-- start of Provided data --

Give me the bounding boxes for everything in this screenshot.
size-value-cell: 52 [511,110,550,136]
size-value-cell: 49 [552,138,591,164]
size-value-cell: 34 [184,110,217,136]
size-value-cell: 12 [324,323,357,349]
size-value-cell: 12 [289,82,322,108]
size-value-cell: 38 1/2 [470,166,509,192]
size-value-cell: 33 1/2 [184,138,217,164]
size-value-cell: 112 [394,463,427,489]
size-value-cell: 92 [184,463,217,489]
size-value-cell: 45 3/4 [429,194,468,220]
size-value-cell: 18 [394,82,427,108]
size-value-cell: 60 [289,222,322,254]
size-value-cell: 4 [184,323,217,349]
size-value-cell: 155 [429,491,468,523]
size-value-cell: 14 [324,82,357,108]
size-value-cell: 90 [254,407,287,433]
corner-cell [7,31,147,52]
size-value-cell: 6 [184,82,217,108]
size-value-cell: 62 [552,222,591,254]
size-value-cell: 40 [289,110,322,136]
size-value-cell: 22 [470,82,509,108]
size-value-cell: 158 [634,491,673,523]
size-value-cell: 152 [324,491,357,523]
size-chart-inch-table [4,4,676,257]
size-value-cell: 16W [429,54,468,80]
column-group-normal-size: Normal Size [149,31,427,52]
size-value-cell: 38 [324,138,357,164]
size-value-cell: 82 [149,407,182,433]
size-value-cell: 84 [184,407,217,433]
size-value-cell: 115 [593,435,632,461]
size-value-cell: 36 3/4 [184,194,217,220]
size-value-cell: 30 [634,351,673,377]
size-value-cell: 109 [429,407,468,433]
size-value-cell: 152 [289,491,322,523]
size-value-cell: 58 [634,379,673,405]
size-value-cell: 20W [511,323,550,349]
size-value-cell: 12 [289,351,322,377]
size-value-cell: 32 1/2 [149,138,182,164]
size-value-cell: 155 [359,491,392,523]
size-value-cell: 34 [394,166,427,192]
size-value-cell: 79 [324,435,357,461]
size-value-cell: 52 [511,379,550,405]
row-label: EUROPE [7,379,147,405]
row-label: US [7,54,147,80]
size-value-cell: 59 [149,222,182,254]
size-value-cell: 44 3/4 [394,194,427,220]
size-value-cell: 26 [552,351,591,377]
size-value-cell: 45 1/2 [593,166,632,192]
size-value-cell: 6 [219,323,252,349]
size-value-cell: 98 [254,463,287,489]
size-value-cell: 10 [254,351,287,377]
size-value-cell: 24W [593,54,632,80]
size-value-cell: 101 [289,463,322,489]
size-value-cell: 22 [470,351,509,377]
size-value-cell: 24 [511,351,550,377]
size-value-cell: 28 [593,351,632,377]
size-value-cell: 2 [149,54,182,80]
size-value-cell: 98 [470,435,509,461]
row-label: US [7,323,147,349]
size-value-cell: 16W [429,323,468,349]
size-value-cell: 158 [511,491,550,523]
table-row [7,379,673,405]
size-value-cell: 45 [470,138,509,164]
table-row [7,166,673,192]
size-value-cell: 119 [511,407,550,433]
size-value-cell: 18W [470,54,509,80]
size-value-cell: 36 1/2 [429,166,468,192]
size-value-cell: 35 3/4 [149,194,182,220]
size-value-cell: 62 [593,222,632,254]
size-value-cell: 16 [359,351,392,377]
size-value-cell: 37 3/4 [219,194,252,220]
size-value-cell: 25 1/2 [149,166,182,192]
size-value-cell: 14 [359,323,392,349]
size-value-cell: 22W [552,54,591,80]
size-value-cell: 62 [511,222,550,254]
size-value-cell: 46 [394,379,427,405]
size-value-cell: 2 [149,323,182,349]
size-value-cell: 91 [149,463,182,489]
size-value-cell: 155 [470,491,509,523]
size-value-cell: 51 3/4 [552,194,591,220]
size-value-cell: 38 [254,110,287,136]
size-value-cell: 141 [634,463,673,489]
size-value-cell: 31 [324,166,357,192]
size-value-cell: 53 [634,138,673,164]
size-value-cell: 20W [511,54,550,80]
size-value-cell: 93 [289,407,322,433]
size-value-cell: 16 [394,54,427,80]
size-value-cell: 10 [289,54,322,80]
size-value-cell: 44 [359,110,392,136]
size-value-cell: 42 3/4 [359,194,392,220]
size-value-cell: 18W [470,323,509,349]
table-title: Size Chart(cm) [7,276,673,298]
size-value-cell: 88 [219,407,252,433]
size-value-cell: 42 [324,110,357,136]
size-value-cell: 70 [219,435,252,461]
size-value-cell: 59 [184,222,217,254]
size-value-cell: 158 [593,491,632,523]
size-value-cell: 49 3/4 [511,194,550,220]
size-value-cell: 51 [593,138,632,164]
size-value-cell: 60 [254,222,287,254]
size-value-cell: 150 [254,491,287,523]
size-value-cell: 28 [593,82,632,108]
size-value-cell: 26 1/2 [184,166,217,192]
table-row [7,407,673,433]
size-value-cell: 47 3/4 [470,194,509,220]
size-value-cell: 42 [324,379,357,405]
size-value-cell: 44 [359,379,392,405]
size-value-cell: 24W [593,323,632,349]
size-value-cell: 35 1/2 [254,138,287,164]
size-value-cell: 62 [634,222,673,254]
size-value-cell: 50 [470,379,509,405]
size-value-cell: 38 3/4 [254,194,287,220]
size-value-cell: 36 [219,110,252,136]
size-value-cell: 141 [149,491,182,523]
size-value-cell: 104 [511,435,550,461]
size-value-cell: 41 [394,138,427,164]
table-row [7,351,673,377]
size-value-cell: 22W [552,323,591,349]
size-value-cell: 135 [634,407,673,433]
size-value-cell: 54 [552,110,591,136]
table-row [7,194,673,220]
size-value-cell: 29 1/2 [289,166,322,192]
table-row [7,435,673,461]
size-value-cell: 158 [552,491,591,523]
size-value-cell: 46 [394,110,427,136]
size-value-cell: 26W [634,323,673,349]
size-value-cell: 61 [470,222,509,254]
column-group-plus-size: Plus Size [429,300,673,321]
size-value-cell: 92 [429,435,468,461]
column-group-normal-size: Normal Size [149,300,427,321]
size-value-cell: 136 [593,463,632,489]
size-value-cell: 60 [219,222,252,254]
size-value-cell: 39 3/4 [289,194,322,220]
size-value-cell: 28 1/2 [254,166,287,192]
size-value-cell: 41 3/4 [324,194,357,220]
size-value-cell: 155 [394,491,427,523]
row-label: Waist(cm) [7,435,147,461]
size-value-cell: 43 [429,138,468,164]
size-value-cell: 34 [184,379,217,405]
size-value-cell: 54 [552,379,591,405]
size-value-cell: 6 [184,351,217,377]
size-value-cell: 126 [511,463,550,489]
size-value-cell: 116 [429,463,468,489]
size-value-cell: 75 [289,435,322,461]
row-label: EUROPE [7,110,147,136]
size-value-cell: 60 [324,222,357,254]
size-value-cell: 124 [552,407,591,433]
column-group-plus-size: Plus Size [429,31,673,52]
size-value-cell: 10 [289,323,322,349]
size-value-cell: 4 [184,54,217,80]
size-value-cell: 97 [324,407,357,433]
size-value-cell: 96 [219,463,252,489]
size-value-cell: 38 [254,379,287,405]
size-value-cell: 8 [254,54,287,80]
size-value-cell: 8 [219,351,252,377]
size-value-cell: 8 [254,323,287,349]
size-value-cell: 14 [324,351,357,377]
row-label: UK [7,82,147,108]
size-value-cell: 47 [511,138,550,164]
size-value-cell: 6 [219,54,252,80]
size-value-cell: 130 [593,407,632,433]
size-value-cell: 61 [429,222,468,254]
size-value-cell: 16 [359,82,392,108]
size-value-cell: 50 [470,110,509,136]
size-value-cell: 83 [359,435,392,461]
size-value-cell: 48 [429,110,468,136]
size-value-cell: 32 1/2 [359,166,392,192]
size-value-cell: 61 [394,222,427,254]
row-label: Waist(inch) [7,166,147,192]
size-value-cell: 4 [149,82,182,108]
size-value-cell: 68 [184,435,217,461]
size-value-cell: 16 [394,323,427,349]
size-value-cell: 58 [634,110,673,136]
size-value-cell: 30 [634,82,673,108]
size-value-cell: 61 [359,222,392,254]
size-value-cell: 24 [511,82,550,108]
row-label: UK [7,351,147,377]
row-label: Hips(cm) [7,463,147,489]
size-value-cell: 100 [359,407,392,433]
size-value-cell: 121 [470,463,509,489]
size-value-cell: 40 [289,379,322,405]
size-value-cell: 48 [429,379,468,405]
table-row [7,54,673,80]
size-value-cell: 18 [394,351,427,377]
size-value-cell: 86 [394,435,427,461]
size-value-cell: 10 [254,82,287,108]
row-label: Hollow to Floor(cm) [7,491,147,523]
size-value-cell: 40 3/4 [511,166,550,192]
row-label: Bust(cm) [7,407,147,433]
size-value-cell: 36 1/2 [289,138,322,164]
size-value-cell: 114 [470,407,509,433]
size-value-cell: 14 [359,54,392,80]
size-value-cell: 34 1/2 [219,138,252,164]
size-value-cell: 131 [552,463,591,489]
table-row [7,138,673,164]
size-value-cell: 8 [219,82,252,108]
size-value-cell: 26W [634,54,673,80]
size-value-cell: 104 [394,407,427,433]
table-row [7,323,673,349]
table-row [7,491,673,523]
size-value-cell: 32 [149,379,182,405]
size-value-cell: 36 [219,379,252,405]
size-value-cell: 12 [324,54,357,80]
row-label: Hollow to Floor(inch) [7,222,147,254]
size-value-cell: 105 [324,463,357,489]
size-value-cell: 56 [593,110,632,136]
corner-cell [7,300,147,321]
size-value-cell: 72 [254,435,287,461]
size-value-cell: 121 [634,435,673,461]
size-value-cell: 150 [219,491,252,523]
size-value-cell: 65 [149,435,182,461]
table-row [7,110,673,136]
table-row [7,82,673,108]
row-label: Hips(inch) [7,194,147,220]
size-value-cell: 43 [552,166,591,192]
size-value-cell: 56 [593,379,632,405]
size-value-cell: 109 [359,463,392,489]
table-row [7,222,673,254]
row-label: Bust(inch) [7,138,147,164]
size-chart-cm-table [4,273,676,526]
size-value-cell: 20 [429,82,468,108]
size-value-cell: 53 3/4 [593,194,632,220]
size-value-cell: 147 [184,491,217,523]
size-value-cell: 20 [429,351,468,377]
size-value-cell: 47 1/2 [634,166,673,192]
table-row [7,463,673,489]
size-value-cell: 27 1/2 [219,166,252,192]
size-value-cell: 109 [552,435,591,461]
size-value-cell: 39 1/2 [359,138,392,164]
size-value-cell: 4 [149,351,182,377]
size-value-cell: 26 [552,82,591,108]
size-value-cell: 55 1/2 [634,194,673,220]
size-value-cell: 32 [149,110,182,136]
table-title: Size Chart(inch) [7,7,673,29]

-- end of Provided data --

• _Given exercise_: Return the listing starting at its first line and ending at the line containing "size-value-cell: 60 [289,222,322,254]", both included, with every line reproduced exactly.

• _Task response_:
Give me the bounding boxes for everything in this screenshot.
size-value-cell: 52 [511,110,550,136]
size-value-cell: 49 [552,138,591,164]
size-value-cell: 34 [184,110,217,136]
size-value-cell: 12 [324,323,357,349]
size-value-cell: 12 [289,82,322,108]
size-value-cell: 38 1/2 [470,166,509,192]
size-value-cell: 33 1/2 [184,138,217,164]
size-value-cell: 112 [394,463,427,489]
size-value-cell: 92 [184,463,217,489]
size-value-cell: 45 3/4 [429,194,468,220]
size-value-cell: 18 [394,82,427,108]
size-value-cell: 60 [289,222,322,254]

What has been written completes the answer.